§ **Set task**: Repeat the listing in full, preserving every character.

──────── Supplied material ────────

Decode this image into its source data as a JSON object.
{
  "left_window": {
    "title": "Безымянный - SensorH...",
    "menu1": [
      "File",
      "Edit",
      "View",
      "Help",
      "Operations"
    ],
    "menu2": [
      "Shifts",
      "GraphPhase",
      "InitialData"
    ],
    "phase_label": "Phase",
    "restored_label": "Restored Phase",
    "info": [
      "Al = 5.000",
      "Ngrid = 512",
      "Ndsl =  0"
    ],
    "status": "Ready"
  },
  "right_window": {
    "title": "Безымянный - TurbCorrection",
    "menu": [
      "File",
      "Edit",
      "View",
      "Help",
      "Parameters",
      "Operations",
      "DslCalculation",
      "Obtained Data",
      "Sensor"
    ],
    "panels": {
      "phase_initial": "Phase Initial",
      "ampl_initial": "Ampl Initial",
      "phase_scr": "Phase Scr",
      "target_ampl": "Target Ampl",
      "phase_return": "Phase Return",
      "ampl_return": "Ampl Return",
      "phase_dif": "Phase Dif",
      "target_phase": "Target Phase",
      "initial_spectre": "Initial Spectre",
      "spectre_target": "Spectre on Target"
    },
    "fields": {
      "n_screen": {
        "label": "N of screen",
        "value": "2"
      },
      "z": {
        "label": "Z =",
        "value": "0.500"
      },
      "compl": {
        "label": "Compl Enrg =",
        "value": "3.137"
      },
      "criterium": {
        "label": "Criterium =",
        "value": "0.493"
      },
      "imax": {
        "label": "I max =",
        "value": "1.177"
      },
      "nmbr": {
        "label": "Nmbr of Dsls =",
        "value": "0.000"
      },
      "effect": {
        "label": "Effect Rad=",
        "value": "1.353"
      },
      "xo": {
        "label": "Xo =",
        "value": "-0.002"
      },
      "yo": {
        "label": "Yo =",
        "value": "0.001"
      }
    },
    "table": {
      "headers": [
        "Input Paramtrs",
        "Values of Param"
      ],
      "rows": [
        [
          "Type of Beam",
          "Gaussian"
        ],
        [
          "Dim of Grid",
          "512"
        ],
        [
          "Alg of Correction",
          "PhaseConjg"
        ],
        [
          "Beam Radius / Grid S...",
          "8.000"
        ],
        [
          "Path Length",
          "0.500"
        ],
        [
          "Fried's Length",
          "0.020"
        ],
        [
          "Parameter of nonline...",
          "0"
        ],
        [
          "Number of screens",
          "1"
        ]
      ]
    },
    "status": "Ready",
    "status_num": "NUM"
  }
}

────────

§ **Result**:
Decode this image into its source data as a JSON object.
{
  "left_window": {
    "title": "Безымянный - SensorH...",
    "menu1": [
      "File",
      "Edit",
      "View",
      "Help",
      "Operations"
    ],
    "menu2": [
      "Shifts",
      "GraphPhase",
      "InitialData"
    ],
    "phase_label": "Phase",
    "restored_label": "Restored Phase",
    "info": [
      "Al = 5.000",
      "Ngrid = 512",
      "Ndsl =  0"
    ],
    "status": "Ready"
  },
  "right_window": {
    "title": "Безымянный - TurbCorrection",
    "menu": [
      "File",
      "Edit",
      "View",
      "Help",
      "Parameters",
      "Operations",
      "DslCalculation",
      "Obtained Data",
      "Sensor"
    ],
    "panels": {
      "phase_initial": "Phase Initial",
      "ampl_initial": "Ampl Initial",
      "phase_scr": "Phase Scr",
      "target_ampl": "Target Ampl",
      "phase_return": "Phase Return",
      "ampl_return": "Ampl Return",
      "phase_dif": "Phase Dif",
      "target_phase": "Target Phase",
      "initial_spectre": "Initial Spectre",
      "spectre_target": "Spectre on Target"
    },
    "fields": {
      "n_screen": {
        "label": "N of screen",
        "value": "2"
      },
      "z": {
        "label": "Z =",
        "value": "0.500"
      },
      "compl": {
        "label": "Compl Enrg =",
        "value": "3.137"
      },
      "criterium": {
        "label": "Criterium =",
        "value": "0.493"
      },
      "imax": {
        "label": "I max =",
        "value": "1.177"
      },
      "nmbr": {
        "label": "Nmbr of Dsls =",
        "value": "0.000"
      },
      "effect": {
        "label": "Effect Rad=",
        "value": "1.353"
      },
      "xo": {
        "label": "Xo =",
        "value": "-0.002"
      },
      "yo": {
        "label": "Yo =",
        "value": "0.001"
      }
    },
    "table": {
      "headers": [
        "Input Paramtrs",
        "Values of Param"
      ],
      "rows": [
        [
          "Type of Beam",
          "Gaussian"
        ],
        [
          "Dim of Grid",
          "512"
        ],
        [
          "Alg of Correction",
          "PhaseConjg"
        ],
        [
          "Beam Radius / Grid S...",
          "8.000"
        ],
        [
          "Path Length",
          "0.500"
        ],
        [
          "Fried's Length",
          "0.020"
        ],
        [
          "Parameter of nonline...",
          "0"
        ],
        [
          "Number of screens",
          "1"
        ]
      ]
    },
    "status": "Ready",
    "status_num": "NUM"
  }
}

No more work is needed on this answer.